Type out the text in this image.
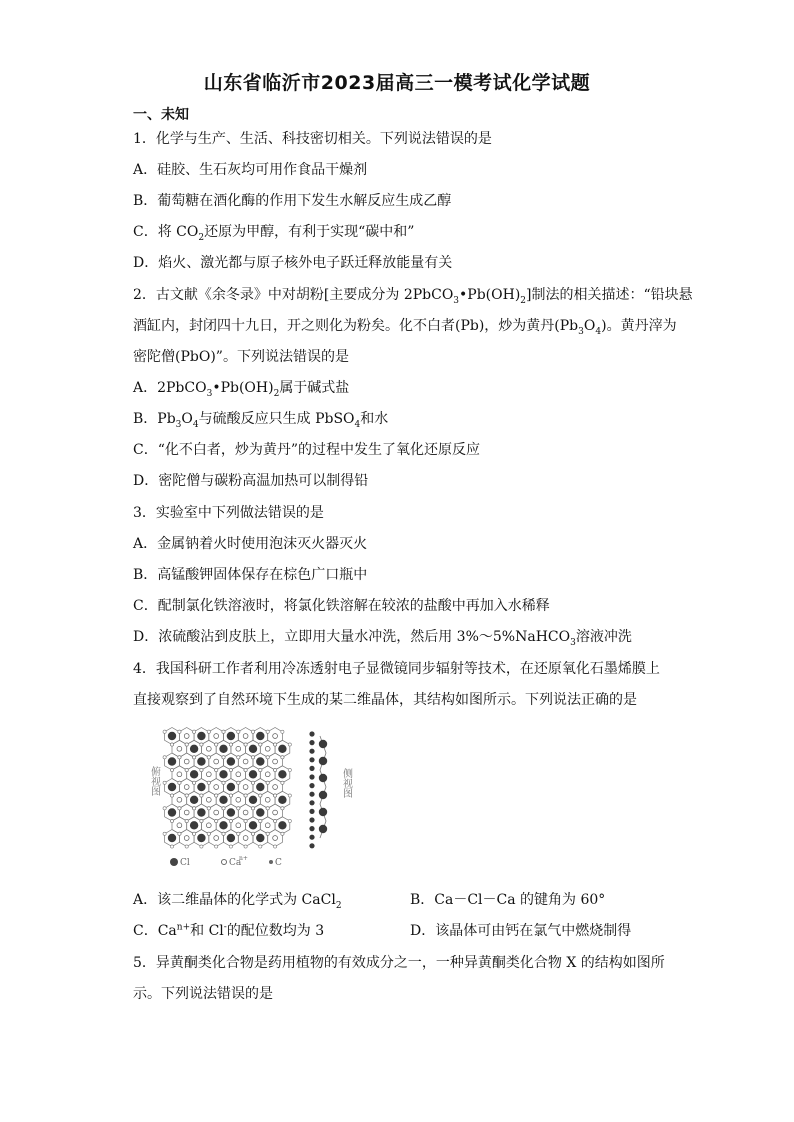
山东省临沂市2023届高三一模考试化学试题
一、未知
1．化学与生产、生活、科技密切相关。下列说法错误的是
A．硅胶、生石灰均可用作食品干燥剂
B．葡萄糖在酒化酶的作用下发生水解反应生成乙醇
C．将 $CO_2$还原为甲醇，有利于实现“碳中和”
D．焰火、激光都与原子核外电子跃迁释放能量有关
2．古文献《余冬录》中对胡粉[主要成分为 $2PbCO_3•Pb(OH)_2$]制法的相关描述：“铅块悬
酒缸内，封闭四十九日，开之则化为粉矣。化不白者(Pb)，炒为黄丹$(Pb_3O_4)$。黄丹滓为
密陀僧(PbO)”。下列说法错误的是
A．$2PbCO_3•Pb(OH)_2$属于碱式盐
B．$Pb_3O_4$与硫酸反应只生成 PbSO$_4$和水
C．“化不白者，炒为黄丹”的过程中发生了氧化还原反应
D．密陀僧与碳粉高温加热可以制得铅
3．实验室中下列做法错误的是
A．金属钠着火时使用泡沫灭火器灭火
B．高锰酸钾固体保存在棕色广口瓶中
C．配制氯化铁溶液时，将氯化铁溶解在较浓的盐酸中再加入水稀释
D．浓硫酸沾到皮肤上，立即用大量水冲洗，然后用 3%～5%NaHCO$_3$溶液冲洗
4．我国科研工作者利用冷冻透射电子显微镜同步辐射等技术，在还原氧化石墨烯膜上
直接观察到了自然环境下生成的某二维晶体，其结构如图所示。下列说法正确的是
俯视图	侧视图
Cl	Ca
n+	C
A．该二维晶体的化学式为 CaCl$_2$	B．Ca－Cl－Ca 的键角为 60°
C．$Ca^{n+}$和 Cl-的配位数均为 3	D．该晶体可由钙在氯气中燃烧制得
5．异黄酮类化合物是药用植物的有效成分之一，一种异黄酮类化合物 X 的结构如图所
示。下列说法错误的是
····················
What is required: Nothing in the entries should change as you copy them, except that the pictures are left out.

Task answer:
Type out the text in this image.
山东省临沂市2023届高三一模考试化学试题
一、未知
1．化学与生产、生活、科技密切相关。下列说法错误的是
A．硅胶、生石灰均可用作食品干燥剂
B．葡萄糖在酒化酶的作用下发生水解反应生成乙醇
C．将 $CO_2$还原为甲醇，有利于实现“碳中和”
D．焰火、激光都与原子核外电子跃迁释放能量有关
2．古文献《余冬录》中对胡粉[主要成分为 $2PbCO_3•Pb(OH)_2$]制法的相关描述：“铅块悬
酒缸内，封闭四十九日，开之则化为粉矣。化不白者(Pb)，炒为黄丹$(Pb_3O_4)$。黄丹滓为
密陀僧(PbO)”。下列说法错误的是
A．$2PbCO_3•Pb(OH)_2$属于碱式盐
B．$Pb_3O_4$与硫酸反应只生成 PbSO$_4$和水
C．“化不白者，炒为黄丹”的过程中发生了氧化还原反应
D．密陀僧与碳粉高温加热可以制得铅
3．实验室中下列做法错误的是
A．金属钠着火时使用泡沫灭火器灭火
B．高锰酸钾固体保存在棕色广口瓶中
C．配制氯化铁溶液时，将氯化铁溶解在较浓的盐酸中再加入水稀释
D．浓硫酸沾到皮肤上，立即用大量水冲洗，然后用 3%～5%NaHCO$_3$溶液冲洗
4．我国科研工作者利用冷冻透射电子显微镜同步辐射等技术，在还原氧化石墨烯膜上
直接观察到了自然环境下生成的某二维晶体，其结构如图所示。下列说法正确的是
俯视图	侧视图
Cl	Ca
n+	C
A．该二维晶体的化学式为 CaCl$_2$	B．Ca－Cl－Ca 的键角为 60°
C．$Ca^{n+}$和 Cl-的配位数均为 3	D．该晶体可由钙在氯气中燃烧制得
5．异黄酮类化合物是药用植物的有效成分之一，一种异黄酮类化合物 X 的结构如图所
示。下列说法错误的是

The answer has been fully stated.